> [SHORT PROBLEM]:
Only the number is wanted: how many lines hold the word "text"?

> [DATA LISTING]:
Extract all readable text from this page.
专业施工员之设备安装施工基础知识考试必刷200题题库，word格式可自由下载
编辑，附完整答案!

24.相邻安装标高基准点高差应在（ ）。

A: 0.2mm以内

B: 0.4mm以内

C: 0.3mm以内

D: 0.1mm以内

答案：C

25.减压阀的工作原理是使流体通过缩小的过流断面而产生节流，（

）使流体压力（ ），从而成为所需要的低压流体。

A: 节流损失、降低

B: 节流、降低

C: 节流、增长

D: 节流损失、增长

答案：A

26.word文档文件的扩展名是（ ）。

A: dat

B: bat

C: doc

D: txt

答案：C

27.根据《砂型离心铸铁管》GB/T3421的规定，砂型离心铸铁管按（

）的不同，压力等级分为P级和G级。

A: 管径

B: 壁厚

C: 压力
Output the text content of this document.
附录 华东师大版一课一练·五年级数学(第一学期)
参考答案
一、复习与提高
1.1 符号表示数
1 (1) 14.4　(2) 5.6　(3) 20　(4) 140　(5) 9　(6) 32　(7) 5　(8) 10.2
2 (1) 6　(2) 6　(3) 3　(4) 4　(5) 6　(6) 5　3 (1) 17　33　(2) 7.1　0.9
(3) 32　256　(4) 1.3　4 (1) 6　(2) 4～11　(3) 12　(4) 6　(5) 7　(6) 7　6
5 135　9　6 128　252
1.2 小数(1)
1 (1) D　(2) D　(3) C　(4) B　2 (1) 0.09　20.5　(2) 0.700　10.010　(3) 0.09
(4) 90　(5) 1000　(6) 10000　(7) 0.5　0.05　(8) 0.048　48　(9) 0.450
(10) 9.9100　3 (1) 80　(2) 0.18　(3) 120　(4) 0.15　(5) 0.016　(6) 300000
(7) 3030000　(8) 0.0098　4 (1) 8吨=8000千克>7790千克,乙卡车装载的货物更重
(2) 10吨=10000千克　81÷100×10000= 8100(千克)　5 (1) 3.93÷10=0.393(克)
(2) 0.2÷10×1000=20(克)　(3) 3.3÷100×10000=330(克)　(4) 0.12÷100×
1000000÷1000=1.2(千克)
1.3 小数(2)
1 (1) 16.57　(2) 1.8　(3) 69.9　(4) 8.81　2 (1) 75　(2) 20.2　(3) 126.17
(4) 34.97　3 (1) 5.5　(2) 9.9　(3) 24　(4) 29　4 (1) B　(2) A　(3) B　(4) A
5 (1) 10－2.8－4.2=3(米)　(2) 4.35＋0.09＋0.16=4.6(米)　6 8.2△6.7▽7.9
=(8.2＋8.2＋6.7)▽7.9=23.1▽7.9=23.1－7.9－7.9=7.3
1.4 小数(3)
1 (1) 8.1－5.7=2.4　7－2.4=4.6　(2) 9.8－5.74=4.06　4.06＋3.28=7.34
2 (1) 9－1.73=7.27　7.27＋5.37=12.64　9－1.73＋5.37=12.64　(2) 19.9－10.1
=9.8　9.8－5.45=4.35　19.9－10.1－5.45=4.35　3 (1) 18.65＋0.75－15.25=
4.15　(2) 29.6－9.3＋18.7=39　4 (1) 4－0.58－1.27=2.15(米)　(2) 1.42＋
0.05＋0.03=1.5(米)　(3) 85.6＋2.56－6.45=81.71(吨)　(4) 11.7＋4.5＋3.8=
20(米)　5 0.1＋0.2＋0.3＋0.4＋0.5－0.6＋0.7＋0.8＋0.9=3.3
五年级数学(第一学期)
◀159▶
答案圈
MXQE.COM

> [EXERCISE SOLUTION]:
2